■ GIVEN PROBLEM ■
Answer these questions from the forum thread about golden retriever coat types:
(a) How old will Murphy be this Sunday?
(b) At about what age do many puppies go through a "short haired" stage?
(c) Where was the only place Maxine had a "hard" coat?

>> BEGIN SUPPLIED TEXT

# Coat types



## Maxs Mom (Mar 22, 2008)

I am not sure I can answer you question but first may I say Lucy is ADORABLE!!!!!!

I didn't know about the different coats on goldens until my most recent golden. As a pup I thought she was going to be the thickest coated dog I have ever seen. She had a thick fluffy coat. Now she has no under coat, thin fine hair but LONG!!! Maxine my dearly recently departed, she never lost her puppy fur. She was always very fluffy and very soft. The only place she had a "hard" coat was down her spine on top. 

I think Lucy looks wonderful. I love her color. I will be curious if she gets more coat as she matures, just because my fluff ball went the opposite way. 

Welcome to the board. Thanks for posting pictures! I will try to post a couple pics of Teddi to show how she changed.


----------



## janine (Aug 8, 2009)

*fuzzy puppy*

Hi Lucy's Dad....I am Mom to Chester and new Mom to Murphy. Our Chester looked very much like your Lucy when he was a puppy, he was 2 years in August. Murphy coat is much softer and more fluff he will be 11 wks this Sunday. They share the same dog mom and their Dad's were related. Chesters looks are more field golden...I am guessing Murphy will look the same when he gets older since that is what his parents look like. My sig. picture is Chester as a puppy and now. The other picture is Chester and Murphy "the fuzzy" now. I guess I don't know what Murphy will really look like but I am guessing a field golden.


----------



## AquaClaraCanines (Mar 5, 2006)

It will come, some just take longer! Lots go through a "short haired" stage around four months then all the sudden get some feathering


----------



## jenlaur (Jun 24, 2009)

Lucy is such a cutie! Our first golden, Emmy had a coat much like your Lucy. We she was an adult it was a beautiful coat with nice feathers. Riley on the other hand, was a total fluff ball. She looked like she was put in the dryer! Both of her parents have very thick coats with lots of feathers. I think they are all beautiful.


----------



## Nicole74 (May 30, 2009)

My Bailey doesn't have much of a coat yet. She didn't have the puppy fluff either. I often wonder if she will have a thick coat or not.

>> END SUPPLIED TEXT
>> BEGIN ITEMS

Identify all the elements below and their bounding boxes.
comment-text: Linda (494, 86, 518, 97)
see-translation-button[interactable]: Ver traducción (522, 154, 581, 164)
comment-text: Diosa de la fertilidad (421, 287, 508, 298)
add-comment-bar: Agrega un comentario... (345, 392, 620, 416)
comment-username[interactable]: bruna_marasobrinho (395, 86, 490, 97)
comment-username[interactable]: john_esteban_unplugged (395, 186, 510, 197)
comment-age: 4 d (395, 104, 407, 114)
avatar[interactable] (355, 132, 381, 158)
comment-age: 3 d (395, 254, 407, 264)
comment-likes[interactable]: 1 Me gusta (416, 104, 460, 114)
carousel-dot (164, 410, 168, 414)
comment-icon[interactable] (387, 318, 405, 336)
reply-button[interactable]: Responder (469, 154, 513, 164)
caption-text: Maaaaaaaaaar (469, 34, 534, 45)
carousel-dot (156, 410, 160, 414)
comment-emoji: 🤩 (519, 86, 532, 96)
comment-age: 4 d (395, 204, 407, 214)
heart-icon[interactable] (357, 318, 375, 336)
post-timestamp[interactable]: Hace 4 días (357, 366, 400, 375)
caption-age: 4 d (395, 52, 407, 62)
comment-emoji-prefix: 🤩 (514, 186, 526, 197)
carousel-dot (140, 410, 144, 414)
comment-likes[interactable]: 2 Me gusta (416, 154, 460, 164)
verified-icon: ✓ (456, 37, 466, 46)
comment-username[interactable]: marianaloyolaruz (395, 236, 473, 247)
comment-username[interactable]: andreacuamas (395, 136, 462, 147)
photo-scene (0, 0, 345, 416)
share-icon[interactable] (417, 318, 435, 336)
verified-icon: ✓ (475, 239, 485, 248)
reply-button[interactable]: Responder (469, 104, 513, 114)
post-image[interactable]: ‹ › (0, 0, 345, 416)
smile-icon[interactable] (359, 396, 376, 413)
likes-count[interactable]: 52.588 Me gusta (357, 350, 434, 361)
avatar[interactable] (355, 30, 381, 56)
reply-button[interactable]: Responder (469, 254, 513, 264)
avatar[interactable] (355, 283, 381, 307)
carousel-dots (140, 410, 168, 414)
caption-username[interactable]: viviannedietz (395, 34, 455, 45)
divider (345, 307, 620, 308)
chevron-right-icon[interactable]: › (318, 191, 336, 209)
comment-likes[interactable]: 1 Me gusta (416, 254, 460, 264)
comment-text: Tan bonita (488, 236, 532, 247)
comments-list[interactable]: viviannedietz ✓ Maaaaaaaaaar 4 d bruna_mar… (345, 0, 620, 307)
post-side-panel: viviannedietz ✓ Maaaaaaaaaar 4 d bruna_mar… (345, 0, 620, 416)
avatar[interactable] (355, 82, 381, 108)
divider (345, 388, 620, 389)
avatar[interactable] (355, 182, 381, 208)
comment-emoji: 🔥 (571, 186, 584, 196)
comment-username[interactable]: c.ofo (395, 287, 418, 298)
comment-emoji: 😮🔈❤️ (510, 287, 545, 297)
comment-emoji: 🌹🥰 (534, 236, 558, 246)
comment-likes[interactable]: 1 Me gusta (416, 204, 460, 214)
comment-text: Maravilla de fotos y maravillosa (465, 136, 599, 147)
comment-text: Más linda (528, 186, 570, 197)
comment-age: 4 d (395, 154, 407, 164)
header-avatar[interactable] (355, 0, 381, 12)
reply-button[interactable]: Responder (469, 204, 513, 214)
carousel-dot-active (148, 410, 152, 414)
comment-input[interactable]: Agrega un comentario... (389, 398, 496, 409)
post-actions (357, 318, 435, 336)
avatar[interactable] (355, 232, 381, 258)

>> END ITEMS
>> BEGIN ITEMS

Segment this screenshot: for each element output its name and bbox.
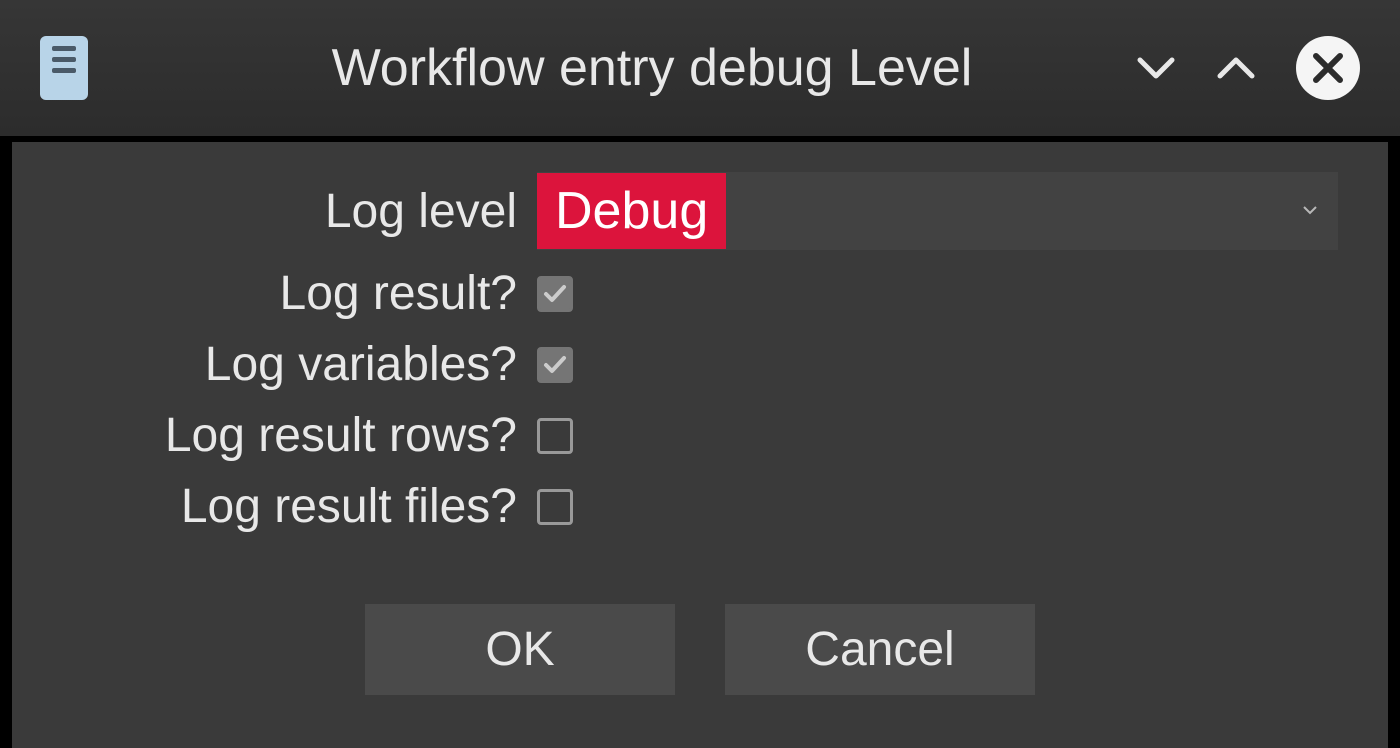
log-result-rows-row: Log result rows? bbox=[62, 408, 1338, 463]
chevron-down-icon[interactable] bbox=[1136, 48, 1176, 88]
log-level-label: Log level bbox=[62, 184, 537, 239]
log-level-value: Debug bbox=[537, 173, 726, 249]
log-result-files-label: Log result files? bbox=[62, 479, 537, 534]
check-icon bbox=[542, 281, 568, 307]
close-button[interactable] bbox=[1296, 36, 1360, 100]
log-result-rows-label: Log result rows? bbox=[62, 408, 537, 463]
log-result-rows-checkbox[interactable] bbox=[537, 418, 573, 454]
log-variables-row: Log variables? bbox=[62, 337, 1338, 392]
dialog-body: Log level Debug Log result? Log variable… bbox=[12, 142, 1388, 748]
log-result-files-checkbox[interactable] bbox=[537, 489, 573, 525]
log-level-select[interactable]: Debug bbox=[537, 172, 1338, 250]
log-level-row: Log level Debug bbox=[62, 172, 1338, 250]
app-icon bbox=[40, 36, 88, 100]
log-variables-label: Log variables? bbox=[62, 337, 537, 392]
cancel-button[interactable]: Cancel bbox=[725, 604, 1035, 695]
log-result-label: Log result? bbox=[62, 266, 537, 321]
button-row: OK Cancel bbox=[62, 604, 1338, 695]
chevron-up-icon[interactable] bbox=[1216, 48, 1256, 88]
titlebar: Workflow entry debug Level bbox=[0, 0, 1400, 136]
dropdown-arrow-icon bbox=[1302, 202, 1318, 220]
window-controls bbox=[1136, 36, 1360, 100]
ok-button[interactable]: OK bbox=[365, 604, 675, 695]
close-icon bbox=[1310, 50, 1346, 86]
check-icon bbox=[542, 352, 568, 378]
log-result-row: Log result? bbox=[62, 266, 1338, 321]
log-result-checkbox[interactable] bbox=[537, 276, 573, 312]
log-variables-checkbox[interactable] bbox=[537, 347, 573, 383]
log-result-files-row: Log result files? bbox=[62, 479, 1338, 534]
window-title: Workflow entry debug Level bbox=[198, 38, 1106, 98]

>> END ITEMS

■ RESULT FOR THIS EXERCISE ■
(a) 11 weeks
(b) Around four months
(c) Down her spine on top